Records for this exercise -
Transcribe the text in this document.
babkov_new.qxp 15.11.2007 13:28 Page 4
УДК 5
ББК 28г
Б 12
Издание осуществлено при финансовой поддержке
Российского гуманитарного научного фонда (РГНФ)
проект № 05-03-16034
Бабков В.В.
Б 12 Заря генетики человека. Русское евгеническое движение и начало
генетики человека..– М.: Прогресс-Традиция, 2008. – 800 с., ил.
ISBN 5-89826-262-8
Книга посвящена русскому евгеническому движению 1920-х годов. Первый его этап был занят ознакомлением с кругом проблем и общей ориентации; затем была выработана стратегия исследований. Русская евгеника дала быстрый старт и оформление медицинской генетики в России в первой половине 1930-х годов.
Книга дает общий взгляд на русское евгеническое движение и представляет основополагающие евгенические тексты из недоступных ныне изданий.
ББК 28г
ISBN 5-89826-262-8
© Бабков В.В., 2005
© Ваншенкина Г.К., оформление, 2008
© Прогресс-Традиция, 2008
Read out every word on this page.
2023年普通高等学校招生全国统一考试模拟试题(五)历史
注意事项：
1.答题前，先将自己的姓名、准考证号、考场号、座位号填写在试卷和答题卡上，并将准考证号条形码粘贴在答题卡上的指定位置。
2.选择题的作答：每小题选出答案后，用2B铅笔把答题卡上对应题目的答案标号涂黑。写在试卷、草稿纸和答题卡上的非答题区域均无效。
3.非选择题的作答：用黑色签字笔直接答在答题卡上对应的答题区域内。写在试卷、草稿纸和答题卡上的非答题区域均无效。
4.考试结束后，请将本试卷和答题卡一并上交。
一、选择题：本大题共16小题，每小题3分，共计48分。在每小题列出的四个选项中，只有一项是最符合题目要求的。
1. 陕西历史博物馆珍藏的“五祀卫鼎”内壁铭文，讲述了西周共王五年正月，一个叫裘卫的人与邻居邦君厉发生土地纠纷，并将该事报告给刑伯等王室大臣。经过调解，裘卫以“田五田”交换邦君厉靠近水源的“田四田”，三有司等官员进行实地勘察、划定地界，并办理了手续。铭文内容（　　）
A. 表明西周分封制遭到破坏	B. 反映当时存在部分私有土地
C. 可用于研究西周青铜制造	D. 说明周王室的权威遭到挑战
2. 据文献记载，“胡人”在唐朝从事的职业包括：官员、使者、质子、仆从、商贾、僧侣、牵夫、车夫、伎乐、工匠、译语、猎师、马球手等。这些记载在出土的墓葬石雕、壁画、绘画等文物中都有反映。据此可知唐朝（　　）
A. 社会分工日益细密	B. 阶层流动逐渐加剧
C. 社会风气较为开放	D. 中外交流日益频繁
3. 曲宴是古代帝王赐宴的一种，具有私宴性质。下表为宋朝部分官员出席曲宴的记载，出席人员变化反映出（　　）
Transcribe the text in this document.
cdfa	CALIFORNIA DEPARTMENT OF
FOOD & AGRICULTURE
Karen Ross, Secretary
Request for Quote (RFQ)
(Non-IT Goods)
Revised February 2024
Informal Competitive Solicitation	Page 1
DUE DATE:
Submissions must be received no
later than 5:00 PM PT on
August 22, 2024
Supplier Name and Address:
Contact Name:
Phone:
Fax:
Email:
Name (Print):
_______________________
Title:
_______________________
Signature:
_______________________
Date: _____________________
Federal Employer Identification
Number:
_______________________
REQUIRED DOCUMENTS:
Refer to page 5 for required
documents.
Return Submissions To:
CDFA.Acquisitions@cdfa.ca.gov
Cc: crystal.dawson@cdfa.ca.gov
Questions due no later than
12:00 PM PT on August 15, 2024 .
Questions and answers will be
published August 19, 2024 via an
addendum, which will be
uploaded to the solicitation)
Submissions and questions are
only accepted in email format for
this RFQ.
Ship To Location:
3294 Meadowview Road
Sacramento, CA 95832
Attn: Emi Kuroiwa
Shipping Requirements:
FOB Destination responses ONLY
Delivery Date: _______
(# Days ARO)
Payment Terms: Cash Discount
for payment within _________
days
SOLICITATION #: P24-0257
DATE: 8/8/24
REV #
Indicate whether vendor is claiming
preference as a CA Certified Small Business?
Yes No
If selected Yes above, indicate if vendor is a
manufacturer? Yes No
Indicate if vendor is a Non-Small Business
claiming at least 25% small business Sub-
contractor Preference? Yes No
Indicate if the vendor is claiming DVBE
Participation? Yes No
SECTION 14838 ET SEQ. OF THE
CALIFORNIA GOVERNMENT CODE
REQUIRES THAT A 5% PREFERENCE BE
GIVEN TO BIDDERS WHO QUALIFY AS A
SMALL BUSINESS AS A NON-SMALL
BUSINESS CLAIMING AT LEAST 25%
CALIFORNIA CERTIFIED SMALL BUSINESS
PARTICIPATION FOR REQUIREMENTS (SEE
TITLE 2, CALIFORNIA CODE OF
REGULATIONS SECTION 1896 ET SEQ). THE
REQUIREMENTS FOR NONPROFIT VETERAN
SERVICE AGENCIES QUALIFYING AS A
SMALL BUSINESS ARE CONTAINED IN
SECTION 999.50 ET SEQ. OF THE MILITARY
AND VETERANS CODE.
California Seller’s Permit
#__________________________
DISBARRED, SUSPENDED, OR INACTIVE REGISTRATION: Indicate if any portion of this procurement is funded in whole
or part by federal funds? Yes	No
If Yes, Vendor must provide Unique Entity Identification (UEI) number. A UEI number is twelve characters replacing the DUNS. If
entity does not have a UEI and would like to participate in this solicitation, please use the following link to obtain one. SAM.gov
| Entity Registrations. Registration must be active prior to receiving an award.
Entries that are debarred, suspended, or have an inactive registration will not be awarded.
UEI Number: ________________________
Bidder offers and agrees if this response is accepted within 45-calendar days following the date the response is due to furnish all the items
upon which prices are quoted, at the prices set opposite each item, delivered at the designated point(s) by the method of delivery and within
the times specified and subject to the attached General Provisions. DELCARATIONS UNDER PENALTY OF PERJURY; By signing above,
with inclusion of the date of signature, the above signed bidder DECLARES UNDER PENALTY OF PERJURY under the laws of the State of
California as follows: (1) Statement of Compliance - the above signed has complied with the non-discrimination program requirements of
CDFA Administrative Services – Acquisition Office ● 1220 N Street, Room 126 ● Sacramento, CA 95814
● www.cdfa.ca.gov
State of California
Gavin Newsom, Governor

What this task involves -
Write the complete data out, exactly as above.

Output -
Transcribe the text in this document.
babkov_new.qxp 15.11.2007 13:28 Page 4
УДК 5
ББК 28г
Б 12
Издание осуществлено при финансовой поддержке
Российского гуманитарного научного фонда (РГНФ)
проект № 05-03-16034
Бабков В.В.
Б 12 Заря генетики человека. Русское евгеническое движение и начало
генетики человека..– М.: Прогресс-Традиция, 2008. – 800 с., ил.
ISBN 5-89826-262-8
Книга посвящена русскому евгеническому движению 1920-х годов. Первый его этап был занят ознакомлением с кругом проблем и общей ориентации; затем была выработана стратегия исследований. Русская евгеника дала быстрый старт и оформление медицинской генетики в России в первой половине 1930-х годов.
Книга дает общий взгляд на русское евгеническое движение и представляет основополагающие евгенические тексты из недоступных ныне изданий.
ББК 28г
ISBN 5-89826-262-8
© Бабков В.В., 2005
© Ваншенкина Г.К., оформление, 2008
© Прогресс-Традиция, 2008
Read out every word on this page.
2023年普通高等学校招生全国统一考试模拟试题(五)历史
注意事项：
1.答题前，先将自己的姓名、准考证号、考场号、座位号填写在试卷和答题卡上，并将准考证号条形码粘贴在答题卡上的指定位置。
2.选择题的作答：每小题选出答案后，用2B铅笔把答题卡上对应题目的答案标号涂黑。写在试卷、草稿纸和答题卡上的非答题区域均无效。
3.非选择题的作答：用黑色签字笔直接答在答题卡上对应的答题区域内。写在试卷、草稿纸和答题卡上的非答题区域均无效。
4.考试结束后，请将本试卷和答题卡一并上交。
一、选择题：本大题共16小题，每小题3分，共计48分。在每小题列出的四个选项中，只有一项是最符合题目要求的。
1. 陕西历史博物馆珍藏的“五祀卫鼎”内壁铭文，讲述了西周共王五年正月，一个叫裘卫的人与邻居邦君厉发生土地纠纷，并将该事报告给刑伯等王室大臣。经过调解，裘卫以“田五田”交换邦君厉靠近水源的“田四田”，三有司等官员进行实地勘察、划定地界，并办理了手续。铭文内容（　　）
A. 表明西周分封制遭到破坏	B. 反映当时存在部分私有土地
C. 可用于研究西周青铜制造	D. 说明周王室的权威遭到挑战
2. 据文献记载，“胡人”在唐朝从事的职业包括：官员、使者、质子、仆从、商贾、僧侣、牵夫、车夫、伎乐、工匠、译语、猎师、马球手等。这些记载在出土的墓葬石雕、壁画、绘画等文物中都有反映。据此可知唐朝（　　）
A. 社会分工日益细密	B. 阶层流动逐渐加剧
C. 社会风气较为开放	D. 中外交流日益频繁
3. 曲宴是古代帝王赐宴的一种，具有私宴性质。下表为宋朝部分官员出席曲宴的记载，出席人员变化反映出（　　）
Transcribe the text in this document.
cdfa	CALIFORNIA DEPARTMENT OF
FOOD & AGRICULTURE
Karen Ross, Secretary
Request for Quote (RFQ)
(Non-IT Goods)
Revised February 2024
Informal Competitive Solicitation	Page 1
DUE DATE:
Submissions must be received no
later than 5:00 PM PT on
August 22, 2024
Supplier Name and Address:
Contact Name:
Phone:
Fax:
Email:
Name (Print):
_______________________
Title:
_______________________
Signature:
_______________________
Date: _____________________
Federal Employer Identification
Number:
_______________________
REQUIRED DOCUMENTS:
Refer to page 5 for required
documents.
Return Submissions To:
CDFA.Acquisitions@cdfa.ca.gov
Cc: crystal.dawson@cdfa.ca.gov
Questions due no later than
12:00 PM PT on August 15, 2024 .
Questions and answers will be
published August 19, 2024 via an
addendum, which will be
uploaded to the solicitation)
Submissions and questions are
only accepted in email format for
this RFQ.
Ship To Location:
3294 Meadowview Road
Sacramento, CA 95832
Attn: Emi Kuroiwa
Shipping Requirements:
FOB Destination responses ONLY
Delivery Date: _______
(# Days ARO)
Payment Terms: Cash Discount
for payment within _________
days
SOLICITATION #: P24-0257
DATE: 8/8/24
REV #
Indicate whether vendor is claiming
preference as a CA Certified Small Business?
Yes No
If selected Yes above, indicate if vendor is a
manufacturer? Yes No
Indicate if vendor is a Non-Small Business
claiming at least 25% small business Sub-
contractor Preference? Yes No
Indicate if the vendor is claiming DVBE
Participation? Yes No
SECTION 14838 ET SEQ. OF THE
CALIFORNIA GOVERNMENT CODE
REQUIRES THAT A 5% PREFERENCE BE
GIVEN TO BIDDERS WHO QUALIFY AS A
SMALL BUSINESS AS A NON-SMALL
BUSINESS CLAIMING AT LEAST 25%
CALIFORNIA CERTIFIED SMALL BUSINESS
PARTICIPATION FOR REQUIREMENTS (SEE
TITLE 2, CALIFORNIA CODE OF
REGULATIONS SECTION 1896 ET SEQ). THE
REQUIREMENTS FOR NONPROFIT VETERAN
SERVICE AGENCIES QUALIFYING AS A
SMALL BUSINESS ARE CONTAINED IN
SECTION 999.50 ET SEQ. OF THE MILITARY
AND VETERANS CODE.
California Seller’s Permit
#__________________________
DISBARRED, SUSPENDED, OR INACTIVE REGISTRATION: Indicate if any portion of this procurement is funded in whole
or part by federal funds? Yes	No
If Yes, Vendor must provide Unique Entity Identification (UEI) number. A UEI number is twelve characters replacing the DUNS. If
entity does not have a UEI and would like to participate in this solicitation, please use the following link to obtain one. SAM.gov
| Entity Registrations. Registration must be active prior to receiving an award.
Entries that are debarred, suspended, or have an inactive registration will not be awarded.
UEI Number: ________________________
Bidder offers and agrees if this response is accepted within 45-calendar days following the date the response is due to furnish all the items
upon which prices are quoted, at the prices set opposite each item, delivered at the designated point(s) by the method of delivery and within
the times specified and subject to the attached General Provisions. DELCARATIONS UNDER PENALTY OF PERJURY; By signing above,
with inclusion of the date of signature, the above signed bidder DECLARES UNDER PENALTY OF PERJURY under the laws of the State of
California as follows: (1) Statement of Compliance - the above signed has complied with the non-discrimination program requirements of
CDFA Administrative Services – Acquisition Office ● 1220 N Street, Room 126 ● Sacramento, CA 95814
● www.cdfa.ca.gov
State of California
Gavin Newsom, Governor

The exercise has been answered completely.